Work to be completed
Write out the material below exactly, beginning at the line that contains "Transcribe the text in this document." and ending with its last line, both ends included; write nothing else.

Records from a data collection
= = = = =

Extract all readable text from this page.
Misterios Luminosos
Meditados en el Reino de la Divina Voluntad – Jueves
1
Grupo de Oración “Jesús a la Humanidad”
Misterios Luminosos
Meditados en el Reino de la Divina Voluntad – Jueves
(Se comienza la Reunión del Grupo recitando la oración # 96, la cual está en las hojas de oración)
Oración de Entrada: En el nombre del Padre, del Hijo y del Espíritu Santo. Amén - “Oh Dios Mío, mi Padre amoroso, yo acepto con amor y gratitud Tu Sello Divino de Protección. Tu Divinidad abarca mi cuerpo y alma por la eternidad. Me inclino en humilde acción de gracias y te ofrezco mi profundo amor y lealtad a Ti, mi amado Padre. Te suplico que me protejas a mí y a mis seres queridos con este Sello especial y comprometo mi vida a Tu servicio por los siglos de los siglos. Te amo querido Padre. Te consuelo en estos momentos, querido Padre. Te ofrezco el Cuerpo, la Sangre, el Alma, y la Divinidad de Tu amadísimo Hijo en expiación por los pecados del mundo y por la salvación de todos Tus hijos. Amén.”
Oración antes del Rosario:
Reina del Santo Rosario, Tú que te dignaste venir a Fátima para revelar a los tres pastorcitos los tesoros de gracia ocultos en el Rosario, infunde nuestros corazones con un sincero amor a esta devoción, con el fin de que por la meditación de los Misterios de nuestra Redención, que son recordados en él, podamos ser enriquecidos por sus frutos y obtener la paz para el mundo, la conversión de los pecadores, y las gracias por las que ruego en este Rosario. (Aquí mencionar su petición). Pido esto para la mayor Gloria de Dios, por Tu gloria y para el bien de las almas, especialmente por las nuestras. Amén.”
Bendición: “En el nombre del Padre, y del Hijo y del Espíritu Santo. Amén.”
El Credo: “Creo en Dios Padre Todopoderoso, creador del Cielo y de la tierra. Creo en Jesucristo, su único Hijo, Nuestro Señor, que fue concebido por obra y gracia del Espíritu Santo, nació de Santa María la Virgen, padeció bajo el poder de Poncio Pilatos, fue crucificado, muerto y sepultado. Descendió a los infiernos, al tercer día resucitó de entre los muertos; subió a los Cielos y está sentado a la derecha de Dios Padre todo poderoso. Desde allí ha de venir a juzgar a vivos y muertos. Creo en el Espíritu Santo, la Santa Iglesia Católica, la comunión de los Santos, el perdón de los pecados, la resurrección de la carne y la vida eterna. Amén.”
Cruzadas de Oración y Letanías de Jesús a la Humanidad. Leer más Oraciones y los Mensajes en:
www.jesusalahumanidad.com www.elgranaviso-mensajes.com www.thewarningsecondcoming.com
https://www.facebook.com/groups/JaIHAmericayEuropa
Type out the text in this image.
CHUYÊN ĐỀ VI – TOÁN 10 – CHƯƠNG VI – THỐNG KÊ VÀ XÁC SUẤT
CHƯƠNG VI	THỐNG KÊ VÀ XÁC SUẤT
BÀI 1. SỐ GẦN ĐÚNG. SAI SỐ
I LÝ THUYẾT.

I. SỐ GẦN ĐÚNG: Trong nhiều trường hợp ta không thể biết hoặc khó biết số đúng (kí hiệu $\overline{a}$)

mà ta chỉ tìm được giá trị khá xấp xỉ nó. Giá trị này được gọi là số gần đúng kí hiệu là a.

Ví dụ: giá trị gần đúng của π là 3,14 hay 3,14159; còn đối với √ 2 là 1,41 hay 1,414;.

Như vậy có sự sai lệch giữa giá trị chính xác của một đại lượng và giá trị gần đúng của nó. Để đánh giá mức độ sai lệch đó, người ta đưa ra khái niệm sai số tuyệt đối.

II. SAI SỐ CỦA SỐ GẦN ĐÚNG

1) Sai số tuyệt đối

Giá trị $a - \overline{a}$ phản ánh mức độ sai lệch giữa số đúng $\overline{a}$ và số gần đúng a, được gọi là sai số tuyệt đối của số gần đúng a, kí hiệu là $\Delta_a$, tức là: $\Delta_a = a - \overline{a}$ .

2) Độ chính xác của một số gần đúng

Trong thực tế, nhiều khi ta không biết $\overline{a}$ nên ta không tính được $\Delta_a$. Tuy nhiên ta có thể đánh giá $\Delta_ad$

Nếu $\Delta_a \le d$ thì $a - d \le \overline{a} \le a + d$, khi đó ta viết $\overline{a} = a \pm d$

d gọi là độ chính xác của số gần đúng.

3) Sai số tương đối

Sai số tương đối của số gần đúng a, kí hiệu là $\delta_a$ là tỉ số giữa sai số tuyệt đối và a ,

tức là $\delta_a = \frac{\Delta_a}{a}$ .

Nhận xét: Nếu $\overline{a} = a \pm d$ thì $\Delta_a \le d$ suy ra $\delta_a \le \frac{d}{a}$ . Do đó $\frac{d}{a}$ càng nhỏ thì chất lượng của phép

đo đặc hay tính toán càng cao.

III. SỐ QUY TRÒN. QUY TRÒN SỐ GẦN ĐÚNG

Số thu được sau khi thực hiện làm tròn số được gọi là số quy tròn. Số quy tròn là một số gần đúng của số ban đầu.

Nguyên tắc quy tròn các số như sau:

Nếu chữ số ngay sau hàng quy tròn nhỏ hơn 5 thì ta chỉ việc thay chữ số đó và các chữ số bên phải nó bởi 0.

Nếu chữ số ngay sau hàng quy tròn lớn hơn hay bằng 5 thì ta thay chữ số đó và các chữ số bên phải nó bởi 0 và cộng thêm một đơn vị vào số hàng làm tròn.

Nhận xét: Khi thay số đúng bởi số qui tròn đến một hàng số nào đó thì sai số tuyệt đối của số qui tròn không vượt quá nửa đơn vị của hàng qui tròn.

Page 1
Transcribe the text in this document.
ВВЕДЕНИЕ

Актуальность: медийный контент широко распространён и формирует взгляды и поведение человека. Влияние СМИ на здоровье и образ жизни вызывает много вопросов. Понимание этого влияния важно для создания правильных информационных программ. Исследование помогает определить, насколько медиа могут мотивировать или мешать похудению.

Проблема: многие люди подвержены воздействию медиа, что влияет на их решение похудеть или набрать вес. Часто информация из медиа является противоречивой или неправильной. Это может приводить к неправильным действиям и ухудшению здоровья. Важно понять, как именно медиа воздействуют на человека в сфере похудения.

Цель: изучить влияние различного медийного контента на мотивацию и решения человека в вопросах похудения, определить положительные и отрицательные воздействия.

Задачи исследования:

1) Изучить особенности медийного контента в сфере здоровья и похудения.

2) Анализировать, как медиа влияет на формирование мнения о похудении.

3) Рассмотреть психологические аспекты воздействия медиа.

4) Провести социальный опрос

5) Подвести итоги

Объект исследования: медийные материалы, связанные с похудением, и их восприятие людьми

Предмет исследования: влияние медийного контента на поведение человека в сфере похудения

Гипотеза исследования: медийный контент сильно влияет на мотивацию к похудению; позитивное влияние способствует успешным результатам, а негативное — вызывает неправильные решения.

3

= = = = =

Exercise solution
Transcribe the text in this document.
ВВЕДЕНИЕ

Актуальность: медийный контент широко распространён и формирует взгляды и поведение человека. Влияние СМИ на здоровье и образ жизни вызывает много вопросов. Понимание этого влияния важно для создания правильных информационных программ. Исследование помогает определить, насколько медиа могут мотивировать или мешать похудению.

Проблема: многие люди подвержены воздействию медиа, что влияет на их решение похудеть или набрать вес. Часто информация из медиа является противоречивой или неправильной. Это может приводить к неправильным действиям и ухудшению здоровья. Важно понять, как именно медиа воздействуют на человека в сфере похудения.

Цель: изучить влияние различного медийного контента на мотивацию и решения человека в вопросах похудения, определить положительные и отрицательные воздействия.

Задачи исследования:

1) Изучить особенности медийного контента в сфере здоровья и похудения.

2) Анализировать, как медиа влияет на формирование мнения о похудении.

3) Рассмотреть психологические аспекты воздействия медиа.

4) Провести социальный опрос

5) Подвести итоги

Объект исследования: медийные материалы, связанные с похудением, и их восприятие людьми

Предмет исследования: влияние медийного контента на поведение человека в сфере похудения

Гипотеза исследования: медийный контент сильно влияет на мотивацию к похудению; позитивное влияние способствует успешным результатам, а негативное — вызывает неправильные решения.

3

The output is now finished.